* **EXERCISE AIM**:
Give nothing except the number of lines containing the word "India".

[Collected data entries]

(begin)

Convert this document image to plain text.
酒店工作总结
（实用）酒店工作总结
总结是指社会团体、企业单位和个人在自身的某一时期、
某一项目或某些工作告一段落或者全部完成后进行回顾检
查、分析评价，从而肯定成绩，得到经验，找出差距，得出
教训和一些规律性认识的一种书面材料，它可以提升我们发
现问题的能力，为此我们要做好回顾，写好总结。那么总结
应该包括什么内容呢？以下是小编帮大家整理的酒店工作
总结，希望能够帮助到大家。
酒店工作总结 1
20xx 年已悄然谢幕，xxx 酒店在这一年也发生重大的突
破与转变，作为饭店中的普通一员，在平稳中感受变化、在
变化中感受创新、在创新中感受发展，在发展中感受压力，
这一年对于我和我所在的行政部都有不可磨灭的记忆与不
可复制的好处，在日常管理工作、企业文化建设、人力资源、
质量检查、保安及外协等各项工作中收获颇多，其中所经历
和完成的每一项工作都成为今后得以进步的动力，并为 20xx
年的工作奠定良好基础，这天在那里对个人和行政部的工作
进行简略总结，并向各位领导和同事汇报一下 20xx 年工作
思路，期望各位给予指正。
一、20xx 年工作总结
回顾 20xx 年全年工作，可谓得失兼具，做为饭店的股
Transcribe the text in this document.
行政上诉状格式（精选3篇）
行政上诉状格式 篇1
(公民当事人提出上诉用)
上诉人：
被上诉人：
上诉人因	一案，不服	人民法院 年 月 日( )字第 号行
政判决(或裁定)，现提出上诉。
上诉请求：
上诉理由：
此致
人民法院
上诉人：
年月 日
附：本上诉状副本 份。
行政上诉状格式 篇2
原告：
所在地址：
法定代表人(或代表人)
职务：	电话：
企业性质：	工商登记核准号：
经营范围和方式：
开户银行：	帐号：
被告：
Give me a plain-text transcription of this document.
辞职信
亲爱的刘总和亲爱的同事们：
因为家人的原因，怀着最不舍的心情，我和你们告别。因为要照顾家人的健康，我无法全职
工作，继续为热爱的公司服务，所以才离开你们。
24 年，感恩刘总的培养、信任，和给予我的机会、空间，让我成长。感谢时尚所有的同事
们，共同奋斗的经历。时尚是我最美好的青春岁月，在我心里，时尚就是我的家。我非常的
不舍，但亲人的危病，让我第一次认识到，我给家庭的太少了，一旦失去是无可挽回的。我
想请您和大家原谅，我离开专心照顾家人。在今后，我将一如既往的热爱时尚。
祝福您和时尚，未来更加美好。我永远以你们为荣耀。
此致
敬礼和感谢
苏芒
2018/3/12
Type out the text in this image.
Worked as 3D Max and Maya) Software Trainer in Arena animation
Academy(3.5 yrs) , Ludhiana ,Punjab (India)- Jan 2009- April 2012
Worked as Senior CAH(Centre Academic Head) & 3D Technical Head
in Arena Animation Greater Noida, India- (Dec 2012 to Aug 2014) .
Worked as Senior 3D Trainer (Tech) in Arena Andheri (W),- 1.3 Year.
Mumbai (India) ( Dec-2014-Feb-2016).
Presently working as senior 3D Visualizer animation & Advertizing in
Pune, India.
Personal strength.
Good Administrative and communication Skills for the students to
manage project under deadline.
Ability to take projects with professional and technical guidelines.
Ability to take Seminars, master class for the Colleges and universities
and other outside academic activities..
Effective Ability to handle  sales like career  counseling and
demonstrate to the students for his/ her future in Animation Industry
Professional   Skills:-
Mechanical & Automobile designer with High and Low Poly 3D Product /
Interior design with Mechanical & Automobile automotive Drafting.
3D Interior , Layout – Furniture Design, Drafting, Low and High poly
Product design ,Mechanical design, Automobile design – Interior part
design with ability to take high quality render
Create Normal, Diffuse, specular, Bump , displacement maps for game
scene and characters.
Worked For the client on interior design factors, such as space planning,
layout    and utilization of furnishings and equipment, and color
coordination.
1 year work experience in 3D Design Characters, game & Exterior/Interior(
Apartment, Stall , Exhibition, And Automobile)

(end)

* **FULL ANSWER**:
4